** begin Listing **
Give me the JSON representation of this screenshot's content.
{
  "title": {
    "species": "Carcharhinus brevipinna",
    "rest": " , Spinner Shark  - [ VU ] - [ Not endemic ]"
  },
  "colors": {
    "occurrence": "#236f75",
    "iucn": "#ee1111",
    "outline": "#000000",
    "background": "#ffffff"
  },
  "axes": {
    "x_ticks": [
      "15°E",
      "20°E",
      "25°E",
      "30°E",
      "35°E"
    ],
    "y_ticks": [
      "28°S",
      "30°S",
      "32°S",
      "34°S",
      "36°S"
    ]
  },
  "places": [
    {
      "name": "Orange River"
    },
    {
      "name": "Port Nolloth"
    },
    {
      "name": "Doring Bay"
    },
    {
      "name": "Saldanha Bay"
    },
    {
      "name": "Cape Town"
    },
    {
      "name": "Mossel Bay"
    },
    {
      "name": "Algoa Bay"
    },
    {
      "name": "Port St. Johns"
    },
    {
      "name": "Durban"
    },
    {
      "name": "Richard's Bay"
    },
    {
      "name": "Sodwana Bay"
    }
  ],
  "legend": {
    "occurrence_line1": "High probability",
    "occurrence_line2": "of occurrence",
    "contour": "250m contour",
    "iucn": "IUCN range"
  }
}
** end Listing **
__Given exercise__
All entries shown above should be printed again exactly.

__Expected answer__
Give me the JSON representation of this screenshot's content.
{
  "title": {
    "species": "Carcharhinus brevipinna",
    "rest": " , Spinner Shark  - [ VU ] - [ Not endemic ]"
  },
  "colors": {
    "occurrence": "#236f75",
    "iucn": "#ee1111",
    "outline": "#000000",
    "background": "#ffffff"
  },
  "axes": {
    "x_ticks": [
      "15°E",
      "20°E",
      "25°E",
      "30°E",
      "35°E"
    ],
    "y_ticks": [
      "28°S",
      "30°S",
      "32°S",
      "34°S",
      "36°S"
    ]
  },
  "places": [
    {
      "name": "Orange River"
    },
    {
      "name": "Port Nolloth"
    },
    {
      "name": "Doring Bay"
    },
    {
      "name": "Saldanha Bay"
    },
    {
      "name": "Cape Town"
    },
    {
      "name": "Mossel Bay"
    },
    {
      "name": "Algoa Bay"
    },
    {
      "name": "Port St. Johns"
    },
    {
      "name": "Durban"
    },
    {
      "name": "Richard's Bay"
    },
    {
      "name": "Sodwana Bay"
    }
  ],
  "legend": {
    "occurrence_line1": "High probability",
    "occurrence_line2": "of occurrence",
    "contour": "250m contour",
    "iucn": "IUCN range"
  }
}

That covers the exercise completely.